(Listados de elementos y regiones)
________________
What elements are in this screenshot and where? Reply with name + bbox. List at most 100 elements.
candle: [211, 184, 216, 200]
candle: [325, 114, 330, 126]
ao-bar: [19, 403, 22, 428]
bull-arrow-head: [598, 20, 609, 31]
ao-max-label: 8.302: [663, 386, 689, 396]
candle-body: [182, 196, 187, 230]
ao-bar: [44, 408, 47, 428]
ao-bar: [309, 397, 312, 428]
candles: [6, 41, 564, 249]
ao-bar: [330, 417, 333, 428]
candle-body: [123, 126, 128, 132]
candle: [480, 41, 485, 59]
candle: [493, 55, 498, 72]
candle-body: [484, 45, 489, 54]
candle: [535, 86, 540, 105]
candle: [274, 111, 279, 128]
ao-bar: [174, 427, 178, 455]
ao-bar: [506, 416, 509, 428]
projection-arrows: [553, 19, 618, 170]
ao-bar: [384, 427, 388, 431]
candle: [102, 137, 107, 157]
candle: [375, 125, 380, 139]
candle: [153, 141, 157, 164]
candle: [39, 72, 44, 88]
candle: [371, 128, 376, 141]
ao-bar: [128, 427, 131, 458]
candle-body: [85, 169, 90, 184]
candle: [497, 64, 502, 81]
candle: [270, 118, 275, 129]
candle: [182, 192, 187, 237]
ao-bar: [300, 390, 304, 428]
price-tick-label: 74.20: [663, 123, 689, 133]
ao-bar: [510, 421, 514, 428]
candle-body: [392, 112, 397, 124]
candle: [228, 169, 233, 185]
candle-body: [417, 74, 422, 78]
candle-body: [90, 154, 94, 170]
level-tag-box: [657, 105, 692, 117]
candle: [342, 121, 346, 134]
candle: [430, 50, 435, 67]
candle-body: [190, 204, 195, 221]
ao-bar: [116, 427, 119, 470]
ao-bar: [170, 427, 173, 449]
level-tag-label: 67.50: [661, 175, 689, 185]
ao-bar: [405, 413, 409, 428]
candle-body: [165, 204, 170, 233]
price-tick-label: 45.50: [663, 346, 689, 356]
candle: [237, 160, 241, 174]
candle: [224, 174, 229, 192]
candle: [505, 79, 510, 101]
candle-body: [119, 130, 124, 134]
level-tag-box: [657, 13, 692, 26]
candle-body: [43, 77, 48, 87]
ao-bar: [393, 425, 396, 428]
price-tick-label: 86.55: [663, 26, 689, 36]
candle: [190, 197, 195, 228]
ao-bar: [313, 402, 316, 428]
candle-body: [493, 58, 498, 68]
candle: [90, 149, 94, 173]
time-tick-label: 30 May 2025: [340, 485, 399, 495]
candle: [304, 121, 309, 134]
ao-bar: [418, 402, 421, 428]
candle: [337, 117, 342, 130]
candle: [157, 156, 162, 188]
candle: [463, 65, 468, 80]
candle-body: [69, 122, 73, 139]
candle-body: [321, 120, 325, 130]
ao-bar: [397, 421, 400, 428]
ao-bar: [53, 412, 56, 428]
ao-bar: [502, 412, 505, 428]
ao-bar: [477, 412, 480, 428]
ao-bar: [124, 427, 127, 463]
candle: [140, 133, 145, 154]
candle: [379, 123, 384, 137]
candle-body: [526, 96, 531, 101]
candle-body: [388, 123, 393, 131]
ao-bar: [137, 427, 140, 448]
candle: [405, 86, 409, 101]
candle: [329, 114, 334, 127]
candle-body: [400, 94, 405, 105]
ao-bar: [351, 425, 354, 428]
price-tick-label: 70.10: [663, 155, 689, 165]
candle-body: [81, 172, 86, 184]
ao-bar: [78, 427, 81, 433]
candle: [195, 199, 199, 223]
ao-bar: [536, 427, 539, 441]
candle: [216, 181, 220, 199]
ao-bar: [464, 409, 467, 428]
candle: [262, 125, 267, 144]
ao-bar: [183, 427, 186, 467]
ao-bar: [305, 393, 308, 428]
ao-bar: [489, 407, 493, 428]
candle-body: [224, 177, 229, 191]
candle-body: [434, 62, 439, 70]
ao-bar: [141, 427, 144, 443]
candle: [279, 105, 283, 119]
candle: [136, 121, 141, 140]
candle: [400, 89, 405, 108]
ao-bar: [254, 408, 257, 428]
________________
→ Descripción del ejercicio: Por favor, presenta todas las líneas de los registros de arriba como una lista numerada, sin incluir las líneas en blanco.

→ Respuesta:
1. What elements are in this screenshot and where? Reply with name + bbox. List at most 100 elements.
2. candle: [211, 184, 216, 200]
3. candle: [325, 114, 330, 126]
4. ao-bar: [19, 403, 22, 428]
5. bull-arrow-head: [598, 20, 609, 31]
6. ao-max-label: 8.302: [663, 386, 689, 396]
7. candle-body: [182, 196, 187, 230]
8. ao-bar: [44, 408, 47, 428]
9. ao-bar: [309, 397, 312, 428]
10. candles: [6, 41, 564, 249]
11. ao-bar: [330, 417, 333, 428]
12. candle-body: [123, 126, 128, 132]
13. candle: [480, 41, 485, 59]
14. candle: [493, 55, 498, 72]
15. candle-body: [484, 45, 489, 54]
16. candle: [535, 86, 540, 105]
17. candle: [274, 111, 279, 128]
18. ao-bar: [174, 427, 178, 455]
19. ao-bar: [506, 416, 509, 428]
20. projection-arrows: [553, 19, 618, 170]
21. ao-bar: [384, 427, 388, 431]
22. candle: [102, 137, 107, 157]
23. candle: [375, 125, 380, 139]
24. candle: [153, 141, 157, 164]
25. candle: [39, 72, 44, 88]
26. candle: [371, 128, 376, 141]
27. ao-bar: [128, 427, 131, 458]
28. candle-body: [85, 169, 90, 184]
29. candle: [497, 64, 502, 81]
30. candle: [270, 118, 275, 129]
31. candle: [182, 192, 187, 237]
32. ao-bar: [300, 390, 304, 428]
33. price-tick-label: 74.20: [663, 123, 689, 133]
34. ao-bar: [510, 421, 514, 428]
35. candle-body: [392, 112, 397, 124]
36. candle: [228, 169, 233, 185]
37. candle-body: [417, 74, 422, 78]
38. candle-body: [90, 154, 94, 170]
39. level-tag-box: [657, 105, 692, 117]
40. candle: [342, 121, 346, 134]
41. candle: [430, 50, 435, 67]
42. candle-body: [190, 204, 195, 221]
43. ao-bar: [116, 427, 119, 470]
44. ao-bar: [170, 427, 173, 449]
45. level-tag-label: 67.50: [661, 175, 689, 185]
46. ao-bar: [405, 413, 409, 428]
47. candle-body: [165, 204, 170, 233]
48. price-tick-label: 45.50: [663, 346, 689, 356]
49. candle: [237, 160, 241, 174]
50. candle: [224, 174, 229, 192]
51. candle: [505, 79, 510, 101]
52. candle-body: [119, 130, 124, 134]
53. level-tag-box: [657, 13, 692, 26]
54. candle-body: [43, 77, 48, 87]
55. ao-bar: [393, 425, 396, 428]
56. price-tick-label: 86.55: [663, 26, 689, 36]
57. candle: [190, 197, 195, 228]
58. ao-bar: [313, 402, 316, 428]
59. candle-body: [493, 58, 498, 68]
60. candle: [90, 149, 94, 173]
61. time-tick-label: 30 May 2025: [340, 485, 399, 495]
62. candle: [304, 121, 309, 134]
63. ao-bar: [418, 402, 421, 428]
64. candle: [337, 117, 342, 130]
65. candle: [157, 156, 162, 188]
66. candle: [463, 65, 468, 80]
67. candle-body: [69, 122, 73, 139]
68. candle-body: [321, 120, 325, 130]
69. ao-bar: [397, 421, 400, 428]
70. ao-bar: [53, 412, 56, 428]
71. ao-bar: [502, 412, 505, 428]
72. ao-bar: [477, 412, 480, 428]
73. ao-bar: [124, 427, 127, 463]
74. candle: [140, 133, 145, 154]
75. candle: [379, 123, 384, 137]
76. candle-body: [526, 96, 531, 101]
77. candle-body: [388, 123, 393, 131]
78. ao-bar: [137, 427, 140, 448]
79. candle: [405, 86, 409, 101]
80. candle: [329, 114, 334, 127]
81. candle-body: [400, 94, 405, 105]
82. ao-bar: [351, 425, 354, 428]
83. price-tick-label: 70.10: [663, 155, 689, 165]
84. candle-body: [81, 172, 86, 184]
85. ao-bar: [78, 427, 81, 433]
86. candle: [195, 199, 199, 223]
87. ao-bar: [536, 427, 539, 441]
88. candle: [216, 181, 220, 199]
89. ao-bar: [464, 409, 467, 428]
90. candle: [262, 125, 267, 144]
91. ao-bar: [183, 427, 186, 467]
92. ao-bar: [305, 393, 308, 428]
93. ao-bar: [489, 407, 493, 428]
94. candle-body: [224, 177, 229, 191]
95. candle-body: [434, 62, 439, 70]
96. ao-bar: [141, 427, 144, 443]
97. candle: [279, 105, 283, 119]
98. candle: [136, 121, 141, 140]
99. candle: [400, 89, 405, 108]
100. ao-bar: [254, 408, 257, 428]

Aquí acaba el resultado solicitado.